— Required work —
Pick out every line that holds the string "Vladimir" and copy it.

**********

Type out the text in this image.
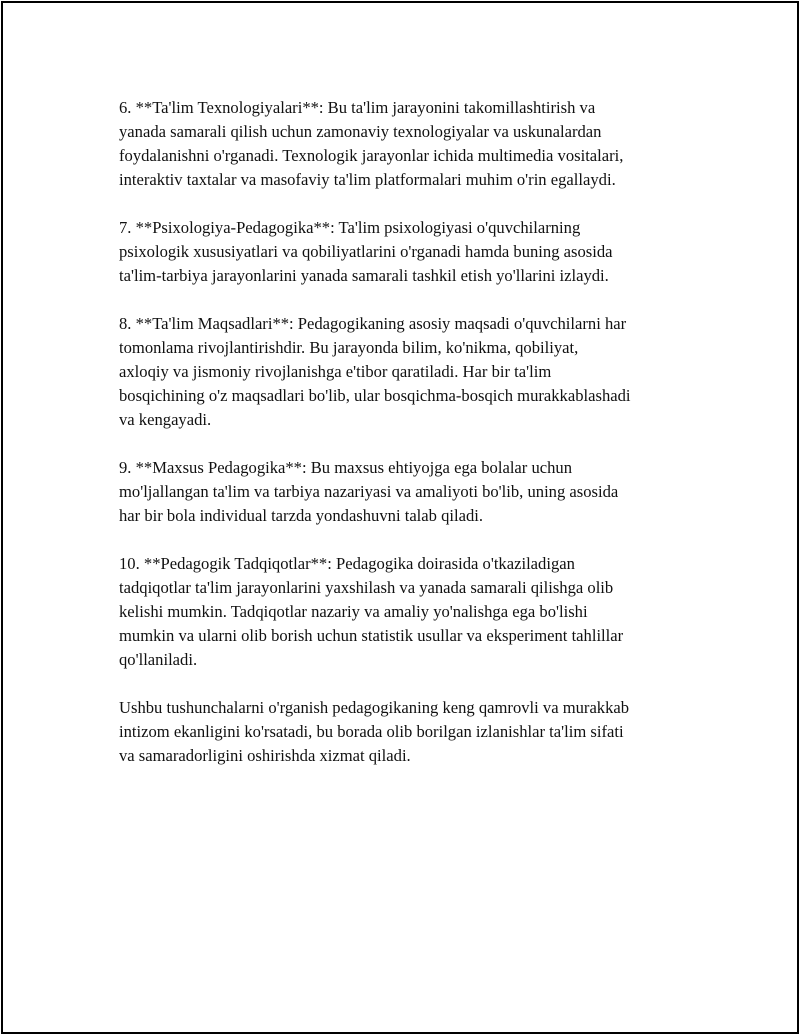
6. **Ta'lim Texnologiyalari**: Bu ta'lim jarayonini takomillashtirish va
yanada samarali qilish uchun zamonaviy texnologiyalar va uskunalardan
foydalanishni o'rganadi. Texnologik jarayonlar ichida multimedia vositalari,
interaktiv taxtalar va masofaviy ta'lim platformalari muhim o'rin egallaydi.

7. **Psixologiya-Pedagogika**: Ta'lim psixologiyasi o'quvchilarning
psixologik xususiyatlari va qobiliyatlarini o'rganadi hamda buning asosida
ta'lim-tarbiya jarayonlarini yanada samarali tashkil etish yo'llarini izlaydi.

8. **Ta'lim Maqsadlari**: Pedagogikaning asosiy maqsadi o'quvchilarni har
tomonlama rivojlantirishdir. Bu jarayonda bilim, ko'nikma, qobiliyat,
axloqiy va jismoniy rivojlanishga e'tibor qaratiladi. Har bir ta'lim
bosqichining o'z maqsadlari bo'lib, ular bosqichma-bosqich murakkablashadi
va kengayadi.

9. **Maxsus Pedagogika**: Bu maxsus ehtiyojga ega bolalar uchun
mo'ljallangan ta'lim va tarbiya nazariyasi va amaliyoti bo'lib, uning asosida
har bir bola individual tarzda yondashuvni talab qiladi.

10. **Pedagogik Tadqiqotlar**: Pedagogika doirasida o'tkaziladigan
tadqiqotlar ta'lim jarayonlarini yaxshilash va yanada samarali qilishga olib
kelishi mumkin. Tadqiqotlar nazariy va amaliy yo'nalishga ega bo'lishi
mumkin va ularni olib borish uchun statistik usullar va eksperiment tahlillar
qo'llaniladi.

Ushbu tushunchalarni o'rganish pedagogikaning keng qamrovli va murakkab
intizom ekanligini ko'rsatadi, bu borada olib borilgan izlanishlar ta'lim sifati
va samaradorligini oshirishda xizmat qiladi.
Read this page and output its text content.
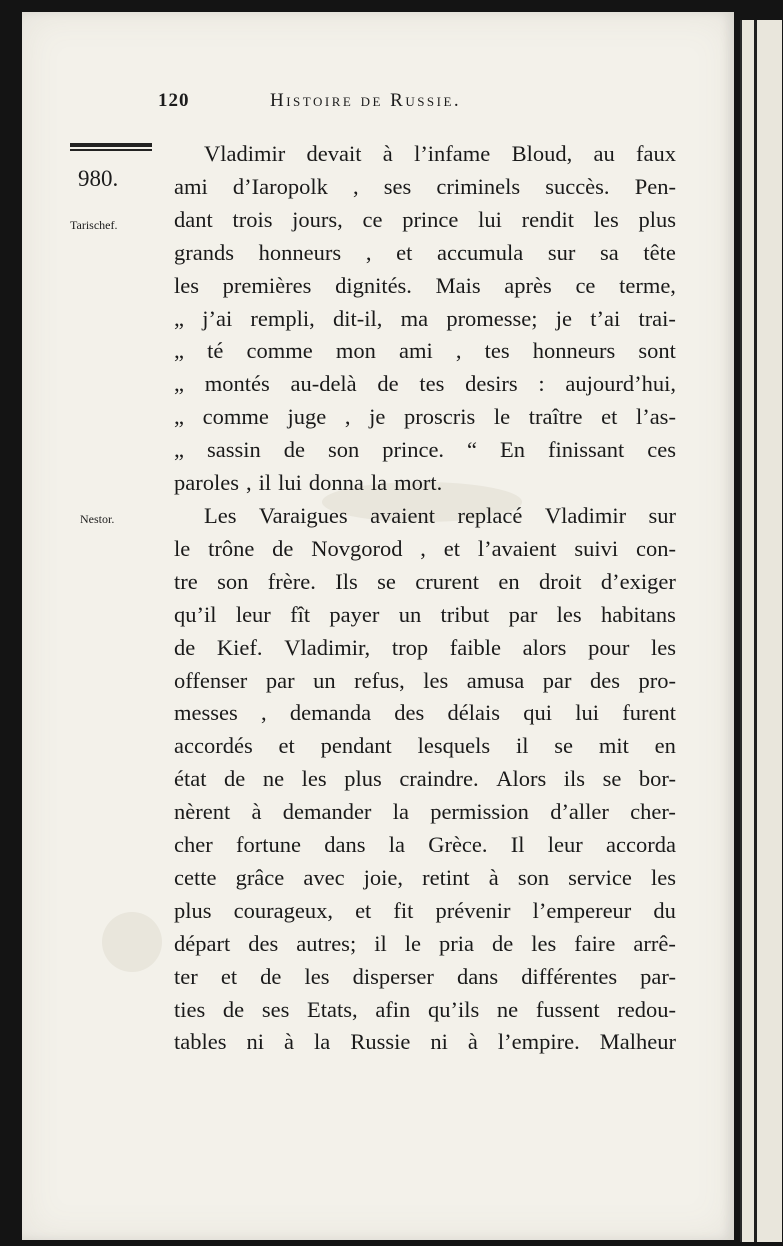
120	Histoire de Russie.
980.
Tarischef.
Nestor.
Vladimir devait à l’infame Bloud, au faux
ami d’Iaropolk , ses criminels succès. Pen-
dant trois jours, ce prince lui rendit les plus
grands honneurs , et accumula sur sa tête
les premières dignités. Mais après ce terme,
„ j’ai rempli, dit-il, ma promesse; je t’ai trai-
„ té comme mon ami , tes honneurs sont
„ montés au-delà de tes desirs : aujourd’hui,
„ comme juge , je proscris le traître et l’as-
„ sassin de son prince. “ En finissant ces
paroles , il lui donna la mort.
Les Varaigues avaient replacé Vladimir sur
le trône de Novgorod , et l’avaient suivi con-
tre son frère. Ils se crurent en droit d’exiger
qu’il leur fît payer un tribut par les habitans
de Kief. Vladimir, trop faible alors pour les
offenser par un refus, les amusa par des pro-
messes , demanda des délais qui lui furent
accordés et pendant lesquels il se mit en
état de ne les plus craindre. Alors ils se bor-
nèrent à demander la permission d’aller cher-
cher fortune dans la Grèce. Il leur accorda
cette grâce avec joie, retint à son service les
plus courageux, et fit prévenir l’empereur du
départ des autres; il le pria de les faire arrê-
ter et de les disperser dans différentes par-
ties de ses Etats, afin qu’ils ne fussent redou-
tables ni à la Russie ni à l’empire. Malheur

**********

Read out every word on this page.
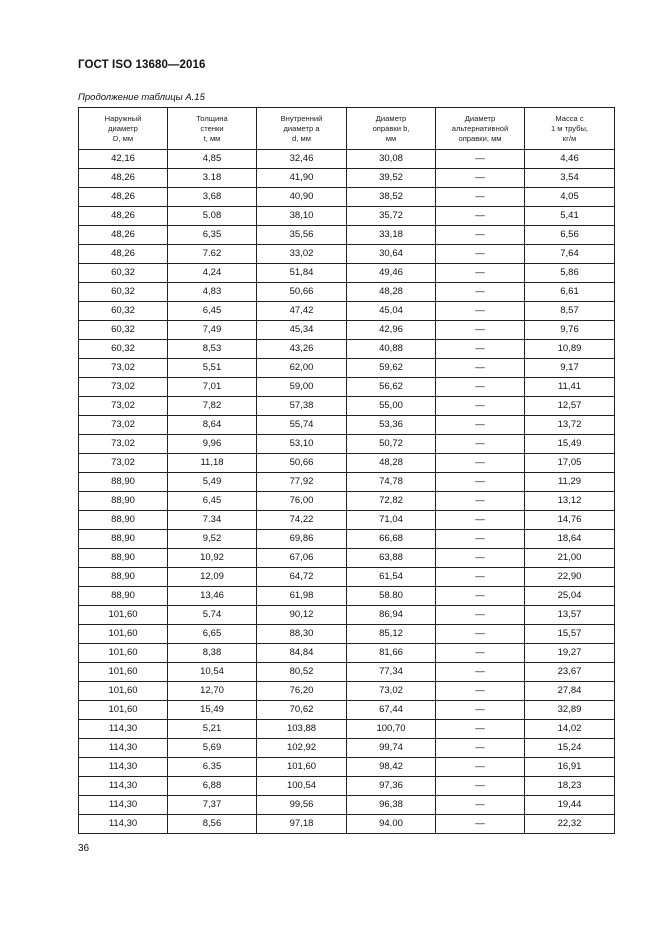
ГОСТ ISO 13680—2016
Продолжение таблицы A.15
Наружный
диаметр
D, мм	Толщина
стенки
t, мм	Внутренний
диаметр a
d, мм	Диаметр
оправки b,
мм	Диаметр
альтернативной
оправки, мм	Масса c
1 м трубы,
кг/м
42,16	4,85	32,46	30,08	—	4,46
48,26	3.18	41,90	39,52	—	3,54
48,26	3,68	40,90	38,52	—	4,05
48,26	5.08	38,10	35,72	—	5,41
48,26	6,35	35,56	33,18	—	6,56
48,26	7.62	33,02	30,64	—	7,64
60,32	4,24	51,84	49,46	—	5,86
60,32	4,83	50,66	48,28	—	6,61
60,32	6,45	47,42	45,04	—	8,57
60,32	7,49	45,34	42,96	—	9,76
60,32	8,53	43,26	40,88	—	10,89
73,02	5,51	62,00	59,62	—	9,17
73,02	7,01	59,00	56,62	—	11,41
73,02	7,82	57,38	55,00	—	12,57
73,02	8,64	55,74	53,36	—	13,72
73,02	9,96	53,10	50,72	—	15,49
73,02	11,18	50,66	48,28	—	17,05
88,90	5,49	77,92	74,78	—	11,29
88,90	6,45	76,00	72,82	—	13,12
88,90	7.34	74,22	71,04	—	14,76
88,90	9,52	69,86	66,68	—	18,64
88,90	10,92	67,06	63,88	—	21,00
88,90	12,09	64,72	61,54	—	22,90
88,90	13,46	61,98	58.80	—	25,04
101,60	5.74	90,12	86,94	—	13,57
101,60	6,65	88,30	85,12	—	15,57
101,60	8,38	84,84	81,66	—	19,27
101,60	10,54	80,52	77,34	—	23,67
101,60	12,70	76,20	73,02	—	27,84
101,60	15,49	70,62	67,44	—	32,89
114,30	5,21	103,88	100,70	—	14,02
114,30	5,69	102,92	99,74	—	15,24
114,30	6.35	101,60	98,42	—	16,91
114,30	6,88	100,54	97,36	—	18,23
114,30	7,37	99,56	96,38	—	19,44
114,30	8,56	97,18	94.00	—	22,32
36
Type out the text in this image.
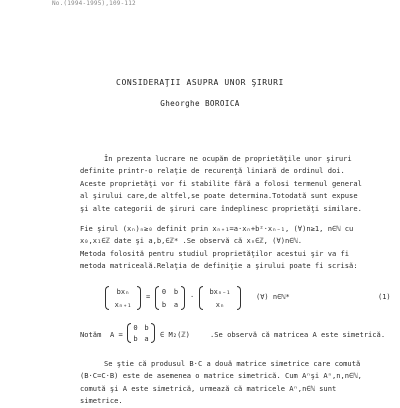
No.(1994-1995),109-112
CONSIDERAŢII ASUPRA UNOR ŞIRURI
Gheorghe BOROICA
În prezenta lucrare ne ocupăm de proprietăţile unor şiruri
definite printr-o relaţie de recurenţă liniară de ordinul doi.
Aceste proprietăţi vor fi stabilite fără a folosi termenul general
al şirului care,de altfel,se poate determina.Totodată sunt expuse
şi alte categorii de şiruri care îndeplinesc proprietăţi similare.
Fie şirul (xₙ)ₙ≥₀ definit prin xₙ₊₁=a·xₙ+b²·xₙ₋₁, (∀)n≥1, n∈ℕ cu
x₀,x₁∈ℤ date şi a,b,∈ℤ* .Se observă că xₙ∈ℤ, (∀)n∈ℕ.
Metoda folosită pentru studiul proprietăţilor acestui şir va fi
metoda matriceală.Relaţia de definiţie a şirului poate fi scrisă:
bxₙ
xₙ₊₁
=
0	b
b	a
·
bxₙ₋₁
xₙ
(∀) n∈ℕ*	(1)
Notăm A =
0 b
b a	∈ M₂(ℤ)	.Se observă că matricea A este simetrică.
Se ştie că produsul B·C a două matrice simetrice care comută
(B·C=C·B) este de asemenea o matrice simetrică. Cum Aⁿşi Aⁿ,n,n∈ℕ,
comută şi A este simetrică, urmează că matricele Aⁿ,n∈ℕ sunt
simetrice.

**********

— Task solution —
Vladimir devait à l’infame Bloud, au faux
Les Varaigues avaient replacé Vladimir sur
de Kief. Vladimir, trop faible alors pour les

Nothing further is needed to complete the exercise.